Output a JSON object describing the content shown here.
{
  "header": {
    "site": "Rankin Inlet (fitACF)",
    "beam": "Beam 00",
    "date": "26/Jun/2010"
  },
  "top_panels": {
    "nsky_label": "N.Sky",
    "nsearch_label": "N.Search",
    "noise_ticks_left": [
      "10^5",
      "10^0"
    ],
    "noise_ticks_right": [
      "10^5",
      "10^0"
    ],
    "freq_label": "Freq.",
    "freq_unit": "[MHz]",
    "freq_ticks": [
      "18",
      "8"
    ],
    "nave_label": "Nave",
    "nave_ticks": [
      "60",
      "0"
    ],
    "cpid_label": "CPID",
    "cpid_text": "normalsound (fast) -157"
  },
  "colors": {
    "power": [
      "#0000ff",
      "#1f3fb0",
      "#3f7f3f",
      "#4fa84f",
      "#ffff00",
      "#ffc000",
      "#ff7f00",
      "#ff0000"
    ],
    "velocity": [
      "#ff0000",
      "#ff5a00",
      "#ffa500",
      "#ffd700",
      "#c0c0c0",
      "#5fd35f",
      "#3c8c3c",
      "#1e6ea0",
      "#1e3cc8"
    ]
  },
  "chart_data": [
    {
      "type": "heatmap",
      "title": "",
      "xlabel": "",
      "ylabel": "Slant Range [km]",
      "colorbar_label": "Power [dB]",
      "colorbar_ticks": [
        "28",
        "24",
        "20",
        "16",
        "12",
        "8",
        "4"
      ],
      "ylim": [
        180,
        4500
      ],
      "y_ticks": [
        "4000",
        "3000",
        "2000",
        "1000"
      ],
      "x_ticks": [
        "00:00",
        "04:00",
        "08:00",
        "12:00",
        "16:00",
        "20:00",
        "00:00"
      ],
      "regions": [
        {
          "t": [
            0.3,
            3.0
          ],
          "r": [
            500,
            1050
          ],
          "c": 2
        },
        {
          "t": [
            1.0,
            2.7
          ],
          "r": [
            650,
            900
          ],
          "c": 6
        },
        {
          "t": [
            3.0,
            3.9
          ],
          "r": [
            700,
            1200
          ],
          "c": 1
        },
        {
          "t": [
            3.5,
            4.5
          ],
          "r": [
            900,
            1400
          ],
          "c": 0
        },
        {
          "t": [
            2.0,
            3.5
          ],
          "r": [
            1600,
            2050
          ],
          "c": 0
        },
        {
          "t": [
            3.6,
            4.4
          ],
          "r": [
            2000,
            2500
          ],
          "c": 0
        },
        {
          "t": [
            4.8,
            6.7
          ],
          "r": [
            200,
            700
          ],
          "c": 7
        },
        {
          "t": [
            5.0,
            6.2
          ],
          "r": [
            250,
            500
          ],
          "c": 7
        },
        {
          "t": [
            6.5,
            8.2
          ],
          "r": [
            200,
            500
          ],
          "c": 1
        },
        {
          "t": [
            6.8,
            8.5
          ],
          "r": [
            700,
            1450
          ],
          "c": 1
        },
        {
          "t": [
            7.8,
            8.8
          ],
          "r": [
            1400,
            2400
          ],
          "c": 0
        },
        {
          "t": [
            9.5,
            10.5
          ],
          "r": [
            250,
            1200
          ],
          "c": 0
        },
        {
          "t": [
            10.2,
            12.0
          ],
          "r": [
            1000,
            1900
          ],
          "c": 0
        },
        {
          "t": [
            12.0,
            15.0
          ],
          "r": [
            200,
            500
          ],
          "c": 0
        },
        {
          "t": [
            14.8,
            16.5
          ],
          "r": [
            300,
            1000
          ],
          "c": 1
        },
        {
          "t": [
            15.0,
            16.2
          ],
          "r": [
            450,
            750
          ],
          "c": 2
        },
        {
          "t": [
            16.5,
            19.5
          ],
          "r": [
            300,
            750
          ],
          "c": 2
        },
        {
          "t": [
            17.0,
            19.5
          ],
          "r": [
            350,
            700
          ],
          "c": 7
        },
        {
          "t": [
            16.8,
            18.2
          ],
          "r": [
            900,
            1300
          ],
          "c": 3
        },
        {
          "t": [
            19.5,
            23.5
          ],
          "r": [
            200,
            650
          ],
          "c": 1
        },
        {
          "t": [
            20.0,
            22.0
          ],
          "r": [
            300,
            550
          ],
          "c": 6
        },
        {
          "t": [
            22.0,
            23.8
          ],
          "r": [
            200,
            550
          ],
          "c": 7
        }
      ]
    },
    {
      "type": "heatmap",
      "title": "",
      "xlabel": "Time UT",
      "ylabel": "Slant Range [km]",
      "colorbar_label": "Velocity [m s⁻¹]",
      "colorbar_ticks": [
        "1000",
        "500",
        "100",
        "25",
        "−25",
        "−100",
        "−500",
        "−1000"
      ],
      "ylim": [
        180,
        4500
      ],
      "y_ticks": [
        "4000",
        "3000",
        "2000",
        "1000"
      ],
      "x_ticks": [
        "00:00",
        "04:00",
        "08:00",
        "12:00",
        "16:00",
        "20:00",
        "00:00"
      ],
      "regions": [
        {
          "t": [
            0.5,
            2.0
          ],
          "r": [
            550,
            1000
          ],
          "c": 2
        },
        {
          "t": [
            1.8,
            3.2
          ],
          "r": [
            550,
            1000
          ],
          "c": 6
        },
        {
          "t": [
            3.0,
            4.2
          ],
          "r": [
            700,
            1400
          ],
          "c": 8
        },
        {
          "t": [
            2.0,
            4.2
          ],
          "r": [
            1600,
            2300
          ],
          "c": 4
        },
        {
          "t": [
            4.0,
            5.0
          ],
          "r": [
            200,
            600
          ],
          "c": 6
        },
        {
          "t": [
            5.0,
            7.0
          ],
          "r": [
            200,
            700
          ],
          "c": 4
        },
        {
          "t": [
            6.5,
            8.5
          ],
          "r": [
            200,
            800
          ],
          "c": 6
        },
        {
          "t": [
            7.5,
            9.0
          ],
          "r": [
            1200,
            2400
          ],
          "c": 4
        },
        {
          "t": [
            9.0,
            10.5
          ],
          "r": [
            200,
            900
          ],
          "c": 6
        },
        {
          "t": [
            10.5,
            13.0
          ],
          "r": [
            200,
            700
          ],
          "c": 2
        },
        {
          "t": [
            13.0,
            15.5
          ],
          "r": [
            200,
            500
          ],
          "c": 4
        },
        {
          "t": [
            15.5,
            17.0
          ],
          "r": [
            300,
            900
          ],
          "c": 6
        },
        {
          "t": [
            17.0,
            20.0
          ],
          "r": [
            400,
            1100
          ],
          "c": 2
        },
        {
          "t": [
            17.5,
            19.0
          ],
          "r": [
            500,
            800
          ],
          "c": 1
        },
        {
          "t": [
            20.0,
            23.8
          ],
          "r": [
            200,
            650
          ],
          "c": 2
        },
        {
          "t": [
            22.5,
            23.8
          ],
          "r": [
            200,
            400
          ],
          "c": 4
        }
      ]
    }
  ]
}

Set problem: Your task is to repeat the data exactly, with nothing left out.

Final result:
Output a JSON object describing the content shown here.
{
  "header": {
    "site": "Rankin Inlet (fitACF)",
    "beam": "Beam 00",
    "date": "26/Jun/2010"
  },
  "top_panels": {
    "nsky_label": "N.Sky",
    "nsearch_label": "N.Search",
    "noise_ticks_left": [
      "10^5",
      "10^0"
    ],
    "noise_ticks_right": [
      "10^5",
      "10^0"
    ],
    "freq_label": "Freq.",
    "freq_unit": "[MHz]",
    "freq_ticks": [
      "18",
      "8"
    ],
    "nave_label": "Nave",
    "nave_ticks": [
      "60",
      "0"
    ],
    "cpid_label": "CPID",
    "cpid_text": "normalsound (fast) -157"
  },
  "colors": {
    "power": [
      "#0000ff",
      "#1f3fb0",
      "#3f7f3f",
      "#4fa84f",
      "#ffff00",
      "#ffc000",
      "#ff7f00",
      "#ff0000"
    ],
    "velocity": [
      "#ff0000",
      "#ff5a00",
      "#ffa500",
      "#ffd700",
      "#c0c0c0",
      "#5fd35f",
      "#3c8c3c",
      "#1e6ea0",
      "#1e3cc8"
    ]
  },
  "chart_data": [
    {
      "type": "heatmap",
      "title": "",
      "xlabel": "",
      "ylabel": "Slant Range [km]",
      "colorbar_label": "Power [dB]",
      "colorbar_ticks": [
        "28",
        "24",
        "20",
        "16",
        "12",
        "8",
        "4"
      ],
      "ylim": [
        180,
        4500
      ],
      "y_ticks": [
        "4000",
        "3000",
        "2000",
        "1000"
      ],
      "x_ticks": [
        "00:00",
        "04:00",
        "08:00",
        "12:00",
        "16:00",
        "20:00",
        "00:00"
      ],
      "regions": [
        {
          "t": [
            0.3,
            3.0
          ],
          "r": [
            500,
            1050
          ],
          "c": 2
        },
        {
          "t": [
            1.0,
            2.7
          ],
          "r": [
            650,
            900
          ],
          "c": 6
        },
        {
          "t": [
            3.0,
            3.9
          ],
          "r": [
            700,
            1200
          ],
          "c": 1
        },
        {
          "t": [
            3.5,
            4.5
          ],
          "r": [
            900,
            1400
          ],
          "c": 0
        },
        {
          "t": [
            2.0,
            3.5
          ],
          "r": [
            1600,
            2050
          ],
          "c": 0
        },
        {
          "t": [
            3.6,
            4.4
          ],
          "r": [
            2000,
            2500
          ],
          "c": 0
        },
        {
          "t": [
            4.8,
            6.7
          ],
          "r": [
            200,
            700
          ],
          "c": 7
        },
        {
          "t": [
            5.0,
            6.2
          ],
          "r": [
            250,
            500
          ],
          "c": 7
        },
        {
          "t": [
            6.5,
            8.2
          ],
          "r": [
            200,
            500
          ],
          "c": 1
        },
        {
          "t": [
            6.8,
            8.5
          ],
          "r": [
            700,
            1450
          ],
          "c": 1
        },
        {
          "t": [
            7.8,
            8.8
          ],
          "r": [
            1400,
            2400
          ],
          "c": 0
        },
        {
          "t": [
            9.5,
            10.5
          ],
          "r": [
            250,
            1200
          ],
          "c": 0
        },
        {
          "t": [
            10.2,
            12.0
          ],
          "r": [
            1000,
            1900
          ],
          "c": 0
        },
        {
          "t": [
            12.0,
            15.0
          ],
          "r": [
            200,
            500
          ],
          "c": 0
        },
        {
          "t": [
            14.8,
            16.5
          ],
          "r": [
            300,
            1000
          ],
          "c": 1
        },
        {
          "t": [
            15.0,
            16.2
          ],
          "r": [
            450,
            750
          ],
          "c": 2
        },
        {
          "t": [
            16.5,
            19.5
          ],
          "r": [
            300,
            750
          ],
          "c": 2
        },
        {
          "t": [
            17.0,
            19.5
          ],
          "r": [
            350,
            700
          ],
          "c": 7
        },
        {
          "t": [
            16.8,
            18.2
          ],
          "r": [
            900,
            1300
          ],
          "c": 3
        },
        {
          "t": [
            19.5,
            23.5
          ],
          "r": [
            200,
            650
          ],
          "c": 1
        },
        {
          "t": [
            20.0,
            22.0
          ],
          "r": [
            300,
            550
          ],
          "c": 6
        },
        {
          "t": [
            22.0,
            23.8
          ],
          "r": [
            200,
            550
          ],
          "c": 7
        }
      ]
    },
    {
      "type": "heatmap",
      "title": "",
      "xlabel": "Time UT",
      "ylabel": "Slant Range [km]",
      "colorbar_label": "Velocity [m s⁻¹]",
      "colorbar_ticks": [
        "1000",
        "500",
        "100",
        "25",
        "−25",
        "−100",
        "−500",
        "−1000"
      ],
      "ylim": [
        180,
        4500
      ],
      "y_ticks": [
        "4000",
        "3000",
        "2000",
        "1000"
      ],
      "x_ticks": [
        "00:00",
        "04:00",
        "08:00",
        "12:00",
        "16:00",
        "20:00",
        "00:00"
      ],
      "regions": [
        {
          "t": [
            0.5,
            2.0
          ],
          "r": [
            550,
            1000
          ],
          "c": 2
        },
        {
          "t": [
            1.8,
            3.2
          ],
          "r": [
            550,
            1000
          ],
          "c": 6
        },
        {
          "t": [
            3.0,
            4.2
          ],
          "r": [
            700,
            1400
          ],
          "c": 8
        },
        {
          "t": [
            2.0,
            4.2
          ],
          "r": [
            1600,
            2300
          ],
          "c": 4
        },
        {
          "t": [
            4.0,
            5.0
          ],
          "r": [
            200,
            600
          ],
          "c": 6
        },
        {
          "t": [
            5.0,
            7.0
          ],
          "r": [
            200,
            700
          ],
          "c": 4
        },
        {
          "t": [
            6.5,
            8.5
          ],
          "r": [
            200,
            800
          ],
          "c": 6
        },
        {
          "t": [
            7.5,
            9.0
          ],
          "r": [
            1200,
            2400
          ],
          "c": 4
        },
        {
          "t": [
            9.0,
            10.5
          ],
          "r": [
            200,
            900
          ],
          "c": 6
        },
        {
          "t": [
            10.5,
            13.0
          ],
          "r": [
            200,
            700
          ],
          "c": 2
        },
        {
          "t": [
            13.0,
            15.5
          ],
          "r": [
            200,
            500
          ],
          "c": 4
        },
        {
          "t": [
            15.5,
            17.0
          ],
          "r": [
            300,
            900
          ],
          "c": 6
        },
        {
          "t": [
            17.0,
            20.0
          ],
          "r": [
            400,
            1100
          ],
          "c": 2
        },
        {
          "t": [
            17.5,
            19.0
          ],
          "r": [
            500,
            800
          ],
          "c": 1
        },
        {
          "t": [
            20.0,
            23.8
          ],
          "r": [
            200,
            650
          ],
          "c": 2
        },
        {
          "t": [
            22.5,
            23.8
          ],
          "r": [
            200,
            400
          ],
          "c": 4
        }
      ]
    }
  ]
}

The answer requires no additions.